## Stored data entries
○ ○ ○ ○ ○ ○ ○
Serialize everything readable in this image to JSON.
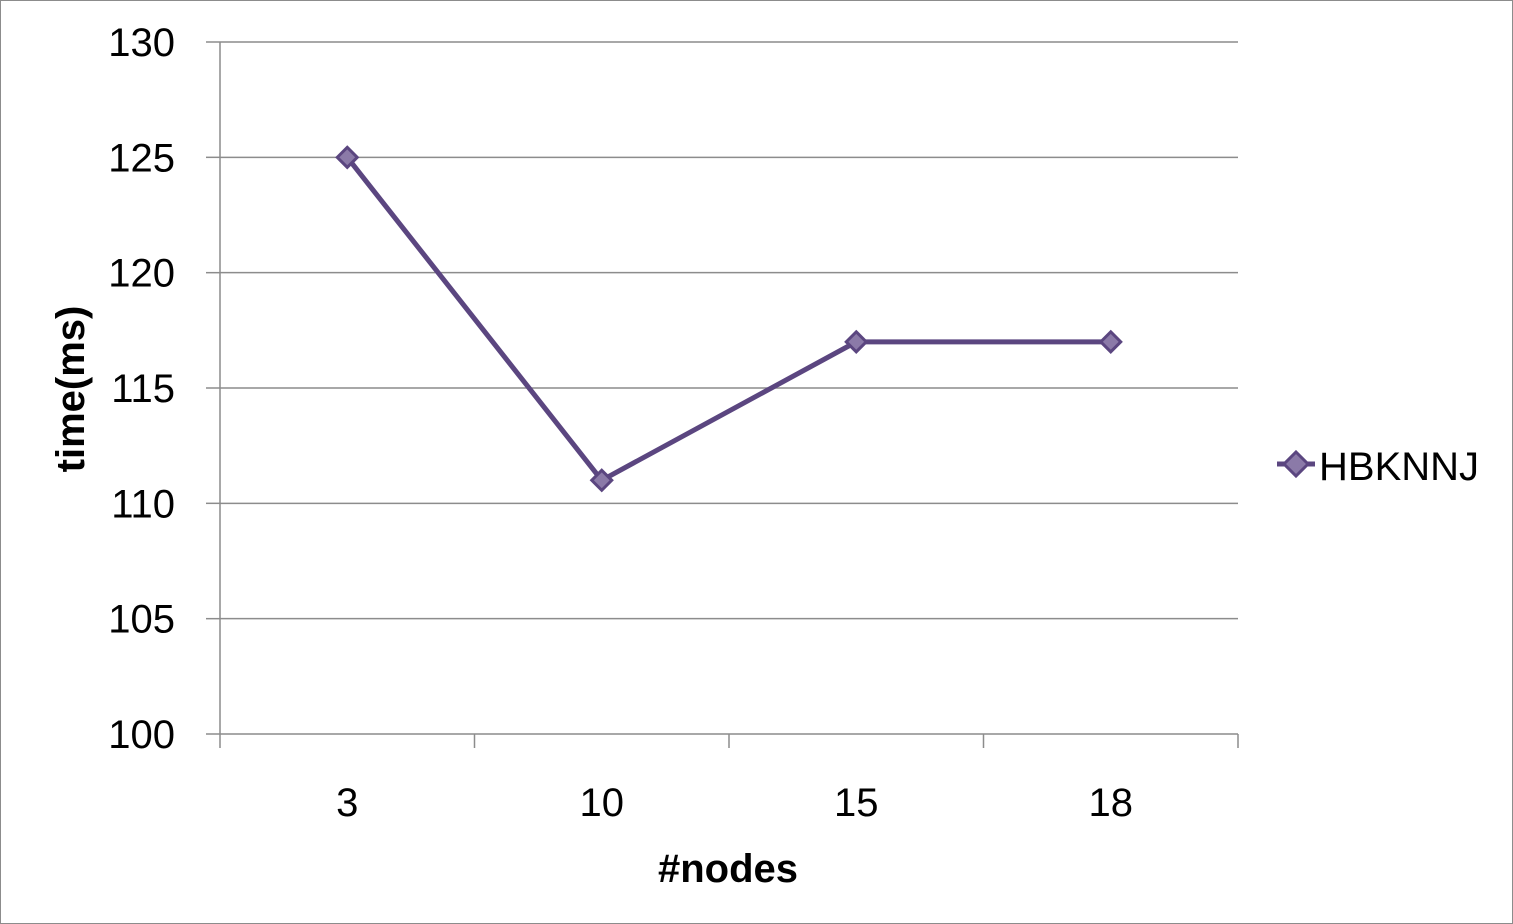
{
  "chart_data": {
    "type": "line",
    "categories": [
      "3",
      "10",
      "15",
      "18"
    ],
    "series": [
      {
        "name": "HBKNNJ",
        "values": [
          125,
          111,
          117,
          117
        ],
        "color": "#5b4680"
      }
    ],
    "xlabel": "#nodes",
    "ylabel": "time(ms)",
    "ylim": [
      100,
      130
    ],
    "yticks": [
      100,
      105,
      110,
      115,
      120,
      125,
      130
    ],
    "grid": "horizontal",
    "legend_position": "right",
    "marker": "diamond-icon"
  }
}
○ ○ ○ ○ ○ ○ ○
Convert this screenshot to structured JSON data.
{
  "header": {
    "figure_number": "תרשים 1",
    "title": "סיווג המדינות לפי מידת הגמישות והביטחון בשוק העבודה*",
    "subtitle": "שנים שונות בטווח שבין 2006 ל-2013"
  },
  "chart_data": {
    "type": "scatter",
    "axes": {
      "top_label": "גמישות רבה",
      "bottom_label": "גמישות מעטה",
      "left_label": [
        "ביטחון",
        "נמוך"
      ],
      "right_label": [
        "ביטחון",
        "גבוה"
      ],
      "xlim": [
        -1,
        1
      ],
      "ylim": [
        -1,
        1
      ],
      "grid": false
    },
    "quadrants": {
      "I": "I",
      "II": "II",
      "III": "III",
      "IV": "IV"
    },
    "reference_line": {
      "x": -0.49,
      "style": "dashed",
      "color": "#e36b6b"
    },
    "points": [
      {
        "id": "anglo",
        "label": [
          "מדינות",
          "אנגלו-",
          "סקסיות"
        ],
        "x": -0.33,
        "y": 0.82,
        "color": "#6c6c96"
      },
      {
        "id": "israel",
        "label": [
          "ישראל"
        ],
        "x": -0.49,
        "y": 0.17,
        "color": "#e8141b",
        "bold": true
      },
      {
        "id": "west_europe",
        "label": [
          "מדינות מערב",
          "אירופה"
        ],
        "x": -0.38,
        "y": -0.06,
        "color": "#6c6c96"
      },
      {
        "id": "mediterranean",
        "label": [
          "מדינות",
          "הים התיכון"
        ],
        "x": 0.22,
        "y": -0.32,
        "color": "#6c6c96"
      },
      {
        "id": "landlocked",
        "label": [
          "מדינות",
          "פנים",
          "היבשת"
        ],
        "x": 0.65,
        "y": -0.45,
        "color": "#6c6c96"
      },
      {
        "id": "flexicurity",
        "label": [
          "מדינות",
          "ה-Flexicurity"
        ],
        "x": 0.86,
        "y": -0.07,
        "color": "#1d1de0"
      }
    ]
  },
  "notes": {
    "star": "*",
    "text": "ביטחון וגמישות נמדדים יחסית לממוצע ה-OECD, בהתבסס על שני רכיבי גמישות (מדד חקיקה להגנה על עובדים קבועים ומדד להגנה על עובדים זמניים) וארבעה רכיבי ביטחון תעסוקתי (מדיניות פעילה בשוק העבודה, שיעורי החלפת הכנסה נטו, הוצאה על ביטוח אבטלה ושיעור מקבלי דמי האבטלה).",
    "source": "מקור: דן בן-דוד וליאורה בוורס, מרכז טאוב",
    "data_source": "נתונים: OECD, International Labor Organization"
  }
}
○ ○ ○ ○ ○ ○ ○
## Set problem
Find how many lines in the listing hold "JSON", and reply with that number only.

## Answer to the problem
2